▸ **Given task**: Select and reproduce each line of the listing below that bears the string "mieszkanie".

Recorded data:
****************************************
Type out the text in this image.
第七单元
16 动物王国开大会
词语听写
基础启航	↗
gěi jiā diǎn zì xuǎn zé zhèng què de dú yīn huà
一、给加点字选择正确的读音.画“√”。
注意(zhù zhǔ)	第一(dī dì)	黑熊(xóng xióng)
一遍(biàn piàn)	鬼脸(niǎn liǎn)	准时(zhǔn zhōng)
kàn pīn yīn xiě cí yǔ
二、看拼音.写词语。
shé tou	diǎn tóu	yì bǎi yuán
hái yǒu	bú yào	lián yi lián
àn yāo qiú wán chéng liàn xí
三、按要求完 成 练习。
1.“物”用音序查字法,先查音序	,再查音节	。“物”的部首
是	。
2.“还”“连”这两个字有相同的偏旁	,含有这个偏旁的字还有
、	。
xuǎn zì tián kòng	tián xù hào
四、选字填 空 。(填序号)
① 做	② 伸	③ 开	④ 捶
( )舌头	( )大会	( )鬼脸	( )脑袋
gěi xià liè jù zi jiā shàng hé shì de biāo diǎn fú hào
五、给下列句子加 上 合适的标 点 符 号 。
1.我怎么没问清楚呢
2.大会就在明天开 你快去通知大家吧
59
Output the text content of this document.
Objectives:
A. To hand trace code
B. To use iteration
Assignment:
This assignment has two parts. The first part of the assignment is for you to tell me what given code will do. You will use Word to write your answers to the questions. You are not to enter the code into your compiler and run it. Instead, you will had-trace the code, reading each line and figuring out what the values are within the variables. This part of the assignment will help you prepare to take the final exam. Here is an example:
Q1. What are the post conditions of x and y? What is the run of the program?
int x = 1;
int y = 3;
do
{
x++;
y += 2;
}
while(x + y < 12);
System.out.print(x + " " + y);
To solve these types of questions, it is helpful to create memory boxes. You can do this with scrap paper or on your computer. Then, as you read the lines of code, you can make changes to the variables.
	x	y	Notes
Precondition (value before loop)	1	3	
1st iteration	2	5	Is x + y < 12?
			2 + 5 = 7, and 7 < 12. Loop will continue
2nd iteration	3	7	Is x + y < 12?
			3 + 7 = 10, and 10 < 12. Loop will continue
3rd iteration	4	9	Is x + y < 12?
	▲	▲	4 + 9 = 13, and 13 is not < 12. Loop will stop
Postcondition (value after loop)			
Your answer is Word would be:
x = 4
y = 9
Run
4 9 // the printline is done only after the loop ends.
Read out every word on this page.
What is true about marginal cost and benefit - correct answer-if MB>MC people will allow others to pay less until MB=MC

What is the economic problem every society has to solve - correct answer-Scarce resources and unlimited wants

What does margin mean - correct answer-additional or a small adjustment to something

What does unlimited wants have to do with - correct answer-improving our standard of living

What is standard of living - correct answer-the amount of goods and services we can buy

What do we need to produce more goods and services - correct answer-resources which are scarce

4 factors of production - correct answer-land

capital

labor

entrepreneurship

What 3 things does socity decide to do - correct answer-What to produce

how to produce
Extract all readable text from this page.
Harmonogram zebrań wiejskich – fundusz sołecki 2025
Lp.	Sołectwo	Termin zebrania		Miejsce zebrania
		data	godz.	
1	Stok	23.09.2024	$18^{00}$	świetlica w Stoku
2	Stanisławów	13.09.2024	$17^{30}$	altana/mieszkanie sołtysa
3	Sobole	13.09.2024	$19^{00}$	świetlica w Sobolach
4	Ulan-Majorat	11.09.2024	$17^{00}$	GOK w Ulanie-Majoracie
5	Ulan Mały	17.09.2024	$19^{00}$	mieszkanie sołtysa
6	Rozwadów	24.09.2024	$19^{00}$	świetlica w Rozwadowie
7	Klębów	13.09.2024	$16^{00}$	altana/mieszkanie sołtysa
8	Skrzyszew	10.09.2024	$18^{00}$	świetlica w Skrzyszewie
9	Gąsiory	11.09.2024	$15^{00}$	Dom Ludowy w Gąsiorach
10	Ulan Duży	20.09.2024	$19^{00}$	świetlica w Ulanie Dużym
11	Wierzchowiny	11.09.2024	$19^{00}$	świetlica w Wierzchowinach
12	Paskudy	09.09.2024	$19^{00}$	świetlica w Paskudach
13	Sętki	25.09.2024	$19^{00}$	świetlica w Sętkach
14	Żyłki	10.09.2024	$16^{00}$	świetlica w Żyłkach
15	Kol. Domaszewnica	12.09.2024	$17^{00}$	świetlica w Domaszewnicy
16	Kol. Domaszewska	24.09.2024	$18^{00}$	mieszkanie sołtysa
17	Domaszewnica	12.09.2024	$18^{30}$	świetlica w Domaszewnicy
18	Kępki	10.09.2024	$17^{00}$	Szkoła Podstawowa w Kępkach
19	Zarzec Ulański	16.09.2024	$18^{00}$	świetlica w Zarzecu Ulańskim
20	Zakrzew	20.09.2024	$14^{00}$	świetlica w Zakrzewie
****************************************
▸ **Solved exercise**:
2	Stanisławów	13.09.2024	$17^{30}$	altana/mieszkanie sołtysa
5	Ulan Mały	17.09.2024	$19^{00}$	mieszkanie sołtysa
7	Klębów	13.09.2024	$16^{00}$	altana/mieszkanie sołtysa
16	Kol. Domaszewska	24.09.2024	$18^{00}$	mieszkanie sołtysa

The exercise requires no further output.